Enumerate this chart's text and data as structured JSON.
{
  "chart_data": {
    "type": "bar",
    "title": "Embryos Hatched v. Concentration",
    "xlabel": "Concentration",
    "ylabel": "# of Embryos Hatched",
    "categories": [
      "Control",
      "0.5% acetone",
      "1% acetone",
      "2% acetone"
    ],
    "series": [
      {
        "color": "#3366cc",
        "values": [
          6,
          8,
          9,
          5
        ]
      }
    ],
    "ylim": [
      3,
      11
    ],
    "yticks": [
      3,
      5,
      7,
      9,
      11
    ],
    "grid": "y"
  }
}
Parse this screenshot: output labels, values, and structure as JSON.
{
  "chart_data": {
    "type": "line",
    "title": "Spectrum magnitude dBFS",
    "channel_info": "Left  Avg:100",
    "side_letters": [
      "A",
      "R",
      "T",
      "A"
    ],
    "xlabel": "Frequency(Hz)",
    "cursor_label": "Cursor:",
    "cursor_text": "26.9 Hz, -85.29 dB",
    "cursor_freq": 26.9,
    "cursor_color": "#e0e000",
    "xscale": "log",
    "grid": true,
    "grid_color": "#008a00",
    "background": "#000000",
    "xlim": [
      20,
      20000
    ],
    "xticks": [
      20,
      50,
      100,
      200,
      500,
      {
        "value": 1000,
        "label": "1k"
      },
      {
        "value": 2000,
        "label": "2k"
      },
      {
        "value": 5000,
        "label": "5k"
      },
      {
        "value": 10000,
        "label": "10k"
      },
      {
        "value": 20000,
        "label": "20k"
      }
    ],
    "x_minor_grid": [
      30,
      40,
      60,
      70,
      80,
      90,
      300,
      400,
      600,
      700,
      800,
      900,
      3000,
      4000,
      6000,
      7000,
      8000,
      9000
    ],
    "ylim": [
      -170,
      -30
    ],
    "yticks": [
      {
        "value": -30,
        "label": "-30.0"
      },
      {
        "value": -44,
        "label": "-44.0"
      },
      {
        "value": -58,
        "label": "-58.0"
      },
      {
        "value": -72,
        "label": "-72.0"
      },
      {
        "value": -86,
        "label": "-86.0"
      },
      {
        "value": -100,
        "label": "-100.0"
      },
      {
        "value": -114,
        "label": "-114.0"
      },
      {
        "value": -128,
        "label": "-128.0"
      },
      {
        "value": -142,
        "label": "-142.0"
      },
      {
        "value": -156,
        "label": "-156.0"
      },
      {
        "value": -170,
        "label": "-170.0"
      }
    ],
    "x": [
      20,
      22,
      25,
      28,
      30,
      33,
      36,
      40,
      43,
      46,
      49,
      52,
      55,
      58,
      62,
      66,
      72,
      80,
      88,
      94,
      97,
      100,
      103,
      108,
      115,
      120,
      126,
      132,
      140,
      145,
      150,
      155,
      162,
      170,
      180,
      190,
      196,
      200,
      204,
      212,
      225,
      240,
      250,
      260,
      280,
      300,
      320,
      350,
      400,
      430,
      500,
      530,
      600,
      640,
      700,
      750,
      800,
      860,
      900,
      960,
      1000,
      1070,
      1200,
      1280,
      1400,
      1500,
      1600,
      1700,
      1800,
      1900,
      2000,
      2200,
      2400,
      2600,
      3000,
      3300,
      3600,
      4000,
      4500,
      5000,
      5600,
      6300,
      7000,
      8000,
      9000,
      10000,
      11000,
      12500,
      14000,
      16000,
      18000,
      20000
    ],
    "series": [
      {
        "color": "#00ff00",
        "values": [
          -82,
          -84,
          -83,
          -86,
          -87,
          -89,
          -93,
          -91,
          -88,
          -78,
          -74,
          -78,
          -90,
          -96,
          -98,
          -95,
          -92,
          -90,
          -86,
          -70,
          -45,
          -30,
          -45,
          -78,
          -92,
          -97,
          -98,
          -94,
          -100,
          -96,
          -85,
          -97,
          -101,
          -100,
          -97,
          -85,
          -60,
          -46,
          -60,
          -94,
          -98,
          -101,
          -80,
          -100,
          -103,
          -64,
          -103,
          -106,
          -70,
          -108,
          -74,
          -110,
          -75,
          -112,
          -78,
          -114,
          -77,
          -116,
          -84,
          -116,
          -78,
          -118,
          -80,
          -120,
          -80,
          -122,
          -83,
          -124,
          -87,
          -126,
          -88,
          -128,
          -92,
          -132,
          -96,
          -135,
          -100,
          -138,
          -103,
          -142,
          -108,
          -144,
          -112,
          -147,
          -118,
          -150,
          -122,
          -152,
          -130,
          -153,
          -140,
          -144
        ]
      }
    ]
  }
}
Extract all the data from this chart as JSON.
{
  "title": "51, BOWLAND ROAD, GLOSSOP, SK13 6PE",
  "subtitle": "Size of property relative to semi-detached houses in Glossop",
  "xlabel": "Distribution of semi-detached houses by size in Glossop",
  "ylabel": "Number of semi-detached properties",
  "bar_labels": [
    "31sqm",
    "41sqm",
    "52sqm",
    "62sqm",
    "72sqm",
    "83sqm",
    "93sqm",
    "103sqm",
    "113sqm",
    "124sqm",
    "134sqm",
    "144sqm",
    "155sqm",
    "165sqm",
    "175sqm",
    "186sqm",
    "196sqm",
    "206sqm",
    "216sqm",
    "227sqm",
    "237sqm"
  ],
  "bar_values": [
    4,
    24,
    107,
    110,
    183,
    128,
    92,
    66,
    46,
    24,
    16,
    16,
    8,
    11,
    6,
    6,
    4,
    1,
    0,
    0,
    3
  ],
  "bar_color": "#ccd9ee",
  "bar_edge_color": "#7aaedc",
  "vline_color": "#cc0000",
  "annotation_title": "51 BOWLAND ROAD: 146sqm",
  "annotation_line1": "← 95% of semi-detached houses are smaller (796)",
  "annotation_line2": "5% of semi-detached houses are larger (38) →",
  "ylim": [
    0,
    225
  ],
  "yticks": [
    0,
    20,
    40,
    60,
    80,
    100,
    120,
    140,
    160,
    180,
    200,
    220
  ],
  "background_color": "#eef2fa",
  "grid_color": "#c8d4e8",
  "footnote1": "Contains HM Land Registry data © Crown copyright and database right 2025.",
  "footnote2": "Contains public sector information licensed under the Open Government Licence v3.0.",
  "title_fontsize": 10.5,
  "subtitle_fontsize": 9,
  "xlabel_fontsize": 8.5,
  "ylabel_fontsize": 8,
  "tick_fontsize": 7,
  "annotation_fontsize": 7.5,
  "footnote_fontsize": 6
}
····················
Nothing in the data may differ; print all of it exactly as written.

Enumerate this chart's text and data as structured JSON.
{
  "chart_data": {
    "type": "bar",
    "title": "Embryos Hatched v. Concentration",
    "xlabel": "Concentration",
    "ylabel": "# of Embryos Hatched",
    "categories": [
      "Control",
      "0.5% acetone",
      "1% acetone",
      "2% acetone"
    ],
    "series": [
      {
        "color": "#3366cc",
        "values": [
          6,
          8,
          9,
          5
        ]
      }
    ],
    "ylim": [
      3,
      11
    ],
    "yticks": [
      3,
      5,
      7,
      9,
      11
    ],
    "grid": "y"
  }
}
Parse this screenshot: output labels, values, and structure as JSON.
{
  "chart_data": {
    "type": "line",
    "title": "Spectrum magnitude dBFS",
    "channel_info": "Left  Avg:100",
    "side_letters": [
      "A",
      "R",
      "T",
      "A"
    ],
    "xlabel": "Frequency(Hz)",
    "cursor_label": "Cursor:",
    "cursor_text": "26.9 Hz, -85.29 dB",
    "cursor_freq": 26.9,
    "cursor_color": "#e0e000",
    "xscale": "log",
    "grid": true,
    "grid_color": "#008a00",
    "background": "#000000",
    "xlim": [
      20,
      20000
    ],
    "xticks": [
      20,
      50,
      100,
      200,
      500,
      {
        "value": 1000,
        "label": "1k"
      },
      {
        "value": 2000,
        "label": "2k"
      },
      {
        "value": 5000,
        "label": "5k"
      },
      {
        "value": 10000,
        "label": "10k"
      },
      {
        "value": 20000,
        "label": "20k"
      }
    ],
    "x_minor_grid": [
      30,
      40,
      60,
      70,
      80,
      90,
      300,
      400,
      600,
      700,
      800,
      900,
      3000,
      4000,
      6000,
      7000,
      8000,
      9000
    ],
    "ylim": [
      -170,
      -30
    ],
    "yticks": [
      {
        "value": -30,
        "label": "-30.0"
      },
      {
        "value": -44,
        "label": "-44.0"
      },
      {
        "value": -58,
        "label": "-58.0"
      },
      {
        "value": -72,
        "label": "-72.0"
      },
      {
        "value": -86,
        "label": "-86.0"
      },
      {
        "value": -100,
        "label": "-100.0"
      },
      {
        "value": -114,
        "label": "-114.0"
      },
      {
        "value": -128,
        "label": "-128.0"
      },
      {
        "value": -142,
        "label": "-142.0"
      },
      {
        "value": -156,
        "label": "-156.0"
      },
      {
        "value": -170,
        "label": "-170.0"
      }
    ],
    "x": [
      20,
      22,
      25,
      28,
      30,
      33,
      36,
      40,
      43,
      46,
      49,
      52,
      55,
      58,
      62,
      66,
      72,
      80,
      88,
      94,
      97,
      100,
      103,
      108,
      115,
      120,
      126,
      132,
      140,
      145,
      150,
      155,
      162,
      170,
      180,
      190,
      196,
      200,
      204,
      212,
      225,
      240,
      250,
      260,
      280,
      300,
      320,
      350,
      400,
      430,
      500,
      530,
      600,
      640,
      700,
      750,
      800,
      860,
      900,
      960,
      1000,
      1070,
      1200,
      1280,
      1400,
      1500,
      1600,
      1700,
      1800,
      1900,
      2000,
      2200,
      2400,
      2600,
      3000,
      3300,
      3600,
      4000,
      4500,
      5000,
      5600,
      6300,
      7000,
      8000,
      9000,
      10000,
      11000,
      12500,
      14000,
      16000,
      18000,
      20000
    ],
    "series": [
      {
        "color": "#00ff00",
        "values": [
          -82,
          -84,
          -83,
          -86,
          -87,
          -89,
          -93,
          -91,
          -88,
          -78,
          -74,
          -78,
          -90,
          -96,
          -98,
          -95,
          -92,
          -90,
          -86,
          -70,
          -45,
          -30,
          -45,
          -78,
          -92,
          -97,
          -98,
          -94,
          -100,
          -96,
          -85,
          -97,
          -101,
          -100,
          -97,
          -85,
          -60,
          -46,
          -60,
          -94,
          -98,
          -101,
          -80,
          -100,
          -103,
          -64,
          -103,
          -106,
          -70,
          -108,
          -74,
          -110,
          -75,
          -112,
          -78,
          -114,
          -77,
          -116,
          -84,
          -116,
          -78,
          -118,
          -80,
          -120,
          -80,
          -122,
          -83,
          -124,
          -87,
          -126,
          -88,
          -128,
          -92,
          -132,
          -96,
          -135,
          -100,
          -138,
          -103,
          -142,
          -108,
          -144,
          -112,
          -147,
          -118,
          -150,
          -122,
          -152,
          -130,
          -153,
          -140,
          -144
        ]
      }
    ]
  }
}
Extract all the data from this chart as JSON.
{
  "title": "51, BOWLAND ROAD, GLOSSOP, SK13 6PE",
  "subtitle": "Size of property relative to semi-detached houses in Glossop",
  "xlabel": "Distribution of semi-detached houses by size in Glossop",
  "ylabel": "Number of semi-detached properties",
  "bar_labels": [
    "31sqm",
    "41sqm",
    "52sqm",
    "62sqm",
    "72sqm",
    "83sqm",
    "93sqm",
    "103sqm",
    "113sqm",
    "124sqm",
    "134sqm",
    "144sqm",
    "155sqm",
    "165sqm",
    "175sqm",
    "186sqm",
    "196sqm",
    "206sqm",
    "216sqm",
    "227sqm",
    "237sqm"
  ],
  "bar_values": [
    4,
    24,
    107,
    110,
    183,
    128,
    92,
    66,
    46,
    24,
    16,
    16,
    8,
    11,
    6,
    6,
    4,
    1,
    0,
    0,
    3
  ],
  "bar_color": "#ccd9ee",
  "bar_edge_color": "#7aaedc",
  "vline_color": "#cc0000",
  "annotation_title": "51 BOWLAND ROAD: 146sqm",
  "annotation_line1": "← 95% of semi-detached houses are smaller (796)",
  "annotation_line2": "5% of semi-detached houses are larger (38) →",
  "ylim": [
    0,
    225
  ],
  "yticks": [
    0,
    20,
    40,
    60,
    80,
    100,
    120,
    140,
    160,
    180,
    200,
    220
  ],
  "background_color": "#eef2fa",
  "grid_color": "#c8d4e8",
  "footnote1": "Contains HM Land Registry data © Crown copyright and database right 2025.",
  "footnote2": "Contains public sector information licensed under the Open Government Licence v3.0.",
  "title_fontsize": 10.5,
  "subtitle_fontsize": 9,
  "xlabel_fontsize": 8.5,
  "ylabel_fontsize": 8,
  "tick_fontsize": 7,
  "annotation_fontsize": 7.5,
  "footnote_fontsize": 6
}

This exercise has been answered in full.